## begin

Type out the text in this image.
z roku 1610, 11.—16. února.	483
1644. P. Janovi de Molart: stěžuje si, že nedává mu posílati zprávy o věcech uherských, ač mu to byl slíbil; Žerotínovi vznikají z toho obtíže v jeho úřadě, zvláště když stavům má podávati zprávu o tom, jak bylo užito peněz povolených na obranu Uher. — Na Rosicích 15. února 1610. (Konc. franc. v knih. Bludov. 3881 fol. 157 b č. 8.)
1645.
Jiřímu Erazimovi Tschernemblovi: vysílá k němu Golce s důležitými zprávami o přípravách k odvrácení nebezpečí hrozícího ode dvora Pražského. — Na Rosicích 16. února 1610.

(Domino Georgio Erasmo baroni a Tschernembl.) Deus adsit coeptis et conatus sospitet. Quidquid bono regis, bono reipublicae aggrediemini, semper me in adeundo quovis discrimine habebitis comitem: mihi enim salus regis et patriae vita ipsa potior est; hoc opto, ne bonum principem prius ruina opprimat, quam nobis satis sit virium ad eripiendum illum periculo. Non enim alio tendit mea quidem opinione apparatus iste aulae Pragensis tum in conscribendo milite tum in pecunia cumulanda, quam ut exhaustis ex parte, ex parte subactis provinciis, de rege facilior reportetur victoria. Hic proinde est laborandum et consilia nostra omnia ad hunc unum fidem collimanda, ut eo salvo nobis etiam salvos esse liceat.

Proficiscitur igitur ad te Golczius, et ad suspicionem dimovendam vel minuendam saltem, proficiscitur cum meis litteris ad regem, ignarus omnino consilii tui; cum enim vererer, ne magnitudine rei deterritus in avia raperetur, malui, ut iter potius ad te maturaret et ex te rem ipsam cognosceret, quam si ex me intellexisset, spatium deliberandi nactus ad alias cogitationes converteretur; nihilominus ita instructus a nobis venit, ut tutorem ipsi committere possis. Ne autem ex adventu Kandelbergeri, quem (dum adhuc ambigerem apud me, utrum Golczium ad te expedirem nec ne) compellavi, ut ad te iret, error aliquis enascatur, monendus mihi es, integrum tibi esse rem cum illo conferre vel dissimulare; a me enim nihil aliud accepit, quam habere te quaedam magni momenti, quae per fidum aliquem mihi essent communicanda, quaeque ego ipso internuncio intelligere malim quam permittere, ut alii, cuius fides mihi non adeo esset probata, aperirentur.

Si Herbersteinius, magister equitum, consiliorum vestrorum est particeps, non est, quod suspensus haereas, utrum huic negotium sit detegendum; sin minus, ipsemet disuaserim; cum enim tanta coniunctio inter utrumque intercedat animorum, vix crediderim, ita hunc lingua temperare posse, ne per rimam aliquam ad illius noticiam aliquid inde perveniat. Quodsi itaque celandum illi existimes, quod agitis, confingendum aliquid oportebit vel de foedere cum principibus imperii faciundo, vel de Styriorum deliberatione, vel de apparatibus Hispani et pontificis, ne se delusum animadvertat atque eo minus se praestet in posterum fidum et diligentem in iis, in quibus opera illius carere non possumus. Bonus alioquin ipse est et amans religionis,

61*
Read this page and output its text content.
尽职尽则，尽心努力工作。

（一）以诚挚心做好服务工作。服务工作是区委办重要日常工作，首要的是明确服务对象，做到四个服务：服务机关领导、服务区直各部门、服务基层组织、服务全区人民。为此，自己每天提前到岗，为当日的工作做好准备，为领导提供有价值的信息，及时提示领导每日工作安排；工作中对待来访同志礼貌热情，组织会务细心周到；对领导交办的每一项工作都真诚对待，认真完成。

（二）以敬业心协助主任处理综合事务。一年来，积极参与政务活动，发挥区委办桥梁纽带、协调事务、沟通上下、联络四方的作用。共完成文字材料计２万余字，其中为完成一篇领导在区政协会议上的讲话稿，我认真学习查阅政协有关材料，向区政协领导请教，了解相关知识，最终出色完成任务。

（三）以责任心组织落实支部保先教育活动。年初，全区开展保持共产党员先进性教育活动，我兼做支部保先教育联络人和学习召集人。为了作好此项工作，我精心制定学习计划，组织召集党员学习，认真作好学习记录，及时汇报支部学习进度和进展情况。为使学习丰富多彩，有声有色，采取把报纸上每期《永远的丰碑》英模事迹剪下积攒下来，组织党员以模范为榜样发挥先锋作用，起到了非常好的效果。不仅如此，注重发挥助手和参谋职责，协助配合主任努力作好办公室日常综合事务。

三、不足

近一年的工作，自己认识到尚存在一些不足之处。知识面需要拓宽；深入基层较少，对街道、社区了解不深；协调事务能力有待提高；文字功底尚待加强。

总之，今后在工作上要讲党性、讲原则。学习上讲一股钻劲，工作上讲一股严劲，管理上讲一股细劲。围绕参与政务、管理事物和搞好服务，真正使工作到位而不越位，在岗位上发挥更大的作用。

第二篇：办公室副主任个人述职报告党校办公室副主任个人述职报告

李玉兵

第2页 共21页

## end

The task: Recopy all the lines exactly as they appear.

Final result:
Type out the text in this image.
z roku 1610, 11.—16. února.	483
1644. P. Janovi de Molart: stěžuje si, že nedává mu posílati zprávy o věcech uherských, ač mu to byl slíbil; Žerotínovi vznikají z toho obtíže v jeho úřadě, zvláště když stavům má podávati zprávu o tom, jak bylo užito peněz povolených na obranu Uher. — Na Rosicích 15. února 1610. (Konc. franc. v knih. Bludov. 3881 fol. 157 b č. 8.)
1645.
Jiřímu Erazimovi Tschernemblovi: vysílá k němu Golce s důležitými zprávami o přípravách k odvrácení nebezpečí hrozícího ode dvora Pražského. — Na Rosicích 16. února 1610.

(Domino Georgio Erasmo baroni a Tschernembl.) Deus adsit coeptis et conatus sospitet. Quidquid bono regis, bono reipublicae aggrediemini, semper me in adeundo quovis discrimine habebitis comitem: mihi enim salus regis et patriae vita ipsa potior est; hoc opto, ne bonum principem prius ruina opprimat, quam nobis satis sit virium ad eripiendum illum periculo. Non enim alio tendit mea quidem opinione apparatus iste aulae Pragensis tum in conscribendo milite tum in pecunia cumulanda, quam ut exhaustis ex parte, ex parte subactis provinciis, de rege facilior reportetur victoria. Hic proinde est laborandum et consilia nostra omnia ad hunc unum fidem collimanda, ut eo salvo nobis etiam salvos esse liceat.

Proficiscitur igitur ad te Golczius, et ad suspicionem dimovendam vel minuendam saltem, proficiscitur cum meis litteris ad regem, ignarus omnino consilii tui; cum enim vererer, ne magnitudine rei deterritus in avia raperetur, malui, ut iter potius ad te maturaret et ex te rem ipsam cognosceret, quam si ex me intellexisset, spatium deliberandi nactus ad alias cogitationes converteretur; nihilominus ita instructus a nobis venit, ut tutorem ipsi committere possis. Ne autem ex adventu Kandelbergeri, quem (dum adhuc ambigerem apud me, utrum Golczium ad te expedirem nec ne) compellavi, ut ad te iret, error aliquis enascatur, monendus mihi es, integrum tibi esse rem cum illo conferre vel dissimulare; a me enim nihil aliud accepit, quam habere te quaedam magni momenti, quae per fidum aliquem mihi essent communicanda, quaeque ego ipso internuncio intelligere malim quam permittere, ut alii, cuius fides mihi non adeo esset probata, aperirentur.

Si Herbersteinius, magister equitum, consiliorum vestrorum est particeps, non est, quod suspensus haereas, utrum huic negotium sit detegendum; sin minus, ipsemet disuaserim; cum enim tanta coniunctio inter utrumque intercedat animorum, vix crediderim, ita hunc lingua temperare posse, ne per rimam aliquam ad illius noticiam aliquid inde perveniat. Quodsi itaque celandum illi existimes, quod agitis, confingendum aliquid oportebit vel de foedere cum principibus imperii faciundo, vel de Styriorum deliberatione, vel de apparatibus Hispani et pontificis, ne se delusum animadvertat atque eo minus se praestet in posterum fidum et diligentem in iis, in quibus opera illius carere non possumus. Bonus alioquin ipse est et amans religionis,

61*
Read this page and output its text content.
尽职尽则，尽心努力工作。

（一）以诚挚心做好服务工作。服务工作是区委办重要日常工作，首要的是明确服务对象，做到四个服务：服务机关领导、服务区直各部门、服务基层组织、服务全区人民。为此，自己每天提前到岗，为当日的工作做好准备，为领导提供有价值的信息，及时提示领导每日工作安排；工作中对待来访同志礼貌热情，组织会务细心周到；对领导交办的每一项工作都真诚对待，认真完成。

（二）以敬业心协助主任处理综合事务。一年来，积极参与政务活动，发挥区委办桥梁纽带、协调事务、沟通上下、联络四方的作用。共完成文字材料计２万余字，其中为完成一篇领导在区政协会议上的讲话稿，我认真学习查阅政协有关材料，向区政协领导请教，了解相关知识，最终出色完成任务。

（三）以责任心组织落实支部保先教育活动。年初，全区开展保持共产党员先进性教育活动，我兼做支部保先教育联络人和学习召集人。为了作好此项工作，我精心制定学习计划，组织召集党员学习，认真作好学习记录，及时汇报支部学习进度和进展情况。为使学习丰富多彩，有声有色，采取把报纸上每期《永远的丰碑》英模事迹剪下积攒下来，组织党员以模范为榜样发挥先锋作用，起到了非常好的效果。不仅如此，注重发挥助手和参谋职责，协助配合主任努力作好办公室日常综合事务。

三、不足

近一年的工作，自己认识到尚存在一些不足之处。知识面需要拓宽；深入基层较少，对街道、社区了解不深；协调事务能力有待提高；文字功底尚待加强。

总之，今后在工作上要讲党性、讲原则。学习上讲一股钻劲，工作上讲一股严劲，管理上讲一股细劲。围绕参与政务、管理事物和搞好服务，真正使工作到位而不越位，在岗位上发挥更大的作用。

第二篇：办公室副主任个人述职报告党校办公室副主任个人述职报告

李玉兵

第2页 共21页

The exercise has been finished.